Your task is to reproduce the material exactly.
# start of SUPPLIED INFORMATION
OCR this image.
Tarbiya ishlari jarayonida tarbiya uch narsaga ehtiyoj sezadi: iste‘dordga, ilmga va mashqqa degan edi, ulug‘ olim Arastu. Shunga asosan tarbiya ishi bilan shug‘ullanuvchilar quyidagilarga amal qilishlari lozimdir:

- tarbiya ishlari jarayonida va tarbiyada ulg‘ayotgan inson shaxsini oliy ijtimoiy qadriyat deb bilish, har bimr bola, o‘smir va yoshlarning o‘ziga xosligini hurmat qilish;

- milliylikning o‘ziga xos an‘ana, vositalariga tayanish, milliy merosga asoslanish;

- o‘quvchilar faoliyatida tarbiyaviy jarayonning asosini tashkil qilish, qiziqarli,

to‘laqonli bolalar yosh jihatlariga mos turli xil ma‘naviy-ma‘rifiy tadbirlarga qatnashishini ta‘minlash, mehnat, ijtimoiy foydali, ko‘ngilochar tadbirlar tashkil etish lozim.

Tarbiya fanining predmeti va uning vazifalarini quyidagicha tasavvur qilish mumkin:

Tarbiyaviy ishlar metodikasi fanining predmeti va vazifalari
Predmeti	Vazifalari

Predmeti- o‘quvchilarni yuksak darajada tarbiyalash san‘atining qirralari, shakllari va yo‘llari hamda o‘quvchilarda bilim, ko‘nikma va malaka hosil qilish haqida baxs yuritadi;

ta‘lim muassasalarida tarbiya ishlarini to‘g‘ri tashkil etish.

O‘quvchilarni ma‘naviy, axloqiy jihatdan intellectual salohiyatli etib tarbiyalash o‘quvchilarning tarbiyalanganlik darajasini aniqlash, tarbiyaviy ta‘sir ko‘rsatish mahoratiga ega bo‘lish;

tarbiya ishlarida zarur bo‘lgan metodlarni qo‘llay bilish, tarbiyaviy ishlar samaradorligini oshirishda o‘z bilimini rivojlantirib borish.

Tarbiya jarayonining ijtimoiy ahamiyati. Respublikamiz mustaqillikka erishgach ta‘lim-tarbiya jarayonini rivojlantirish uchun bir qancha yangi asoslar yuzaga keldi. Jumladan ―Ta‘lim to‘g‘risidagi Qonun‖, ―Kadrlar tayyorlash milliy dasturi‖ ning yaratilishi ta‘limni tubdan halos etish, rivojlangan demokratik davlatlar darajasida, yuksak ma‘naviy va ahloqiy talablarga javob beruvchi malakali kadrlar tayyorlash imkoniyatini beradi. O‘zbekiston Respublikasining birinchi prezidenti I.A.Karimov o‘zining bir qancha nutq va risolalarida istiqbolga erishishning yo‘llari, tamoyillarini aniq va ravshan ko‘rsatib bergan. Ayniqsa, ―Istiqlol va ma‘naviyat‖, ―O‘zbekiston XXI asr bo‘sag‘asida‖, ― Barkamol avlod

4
# end of SUPPLIED INFORMATION
_THE ANSWER_.
OCR this image.
Tarbiya ishlari jarayonida tarbiya uch narsaga ehtiyoj sezadi: iste‘dordga, ilmga va mashqqa degan edi, ulug‘ olim Arastu. Shunga asosan tarbiya ishi bilan shug‘ullanuvchilar quyidagilarga amal qilishlari lozimdir:

- tarbiya ishlari jarayonida va tarbiyada ulg‘ayotgan inson shaxsini oliy ijtimoiy qadriyat deb bilish, har bimr bola, o‘smir va yoshlarning o‘ziga xosligini hurmat qilish;

- milliylikning o‘ziga xos an‘ana, vositalariga tayanish, milliy merosga asoslanish;

- o‘quvchilar faoliyatida tarbiyaviy jarayonning asosini tashkil qilish, qiziqarli,

to‘laqonli bolalar yosh jihatlariga mos turli xil ma‘naviy-ma‘rifiy tadbirlarga qatnashishini ta‘minlash, mehnat, ijtimoiy foydali, ko‘ngilochar tadbirlar tashkil etish lozim.

Tarbiya fanining predmeti va uning vazifalarini quyidagicha tasavvur qilish mumkin:

Tarbiyaviy ishlar metodikasi fanining predmeti va vazifalari
Predmeti	Vazifalari

Predmeti- o‘quvchilarni yuksak darajada tarbiyalash san‘atining qirralari, shakllari va yo‘llari hamda o‘quvchilarda bilim, ko‘nikma va malaka hosil qilish haqida baxs yuritadi;

ta‘lim muassasalarida tarbiya ishlarini to‘g‘ri tashkil etish.

O‘quvchilarni ma‘naviy, axloqiy jihatdan intellectual salohiyatli etib tarbiyalash o‘quvchilarning tarbiyalanganlik darajasini aniqlash, tarbiyaviy ta‘sir ko‘rsatish mahoratiga ega bo‘lish;

tarbiya ishlarida zarur bo‘lgan metodlarni qo‘llay bilish, tarbiyaviy ishlar samaradorligini oshirishda o‘z bilimini rivojlantirib borish.

Tarbiya jarayonining ijtimoiy ahamiyati. Respublikamiz mustaqillikka erishgach ta‘lim-tarbiya jarayonini rivojlantirish uchun bir qancha yangi asoslar yuzaga keldi. Jumladan ―Ta‘lim to‘g‘risidagi Qonun‖, ―Kadrlar tayyorlash milliy dasturi‖ ning yaratilishi ta‘limni tubdan halos etish, rivojlangan demokratik davlatlar darajasida, yuksak ma‘naviy va ahloqiy talablarga javob beruvchi malakali kadrlar tayyorlash imkoniyatini beradi. O‘zbekiston Respublikasining birinchi prezidenti I.A.Karimov o‘zining bir qancha nutq va risolalarida istiqbolga erishishning yo‘llari, tamoyillarini aniq va ravshan ko‘rsatib bergan. Ayniqsa, ―Istiqlol va ma‘naviyat‖, ―O‘zbekiston XXI asr bo‘sag‘asida‖, ― Barkamol avlod

4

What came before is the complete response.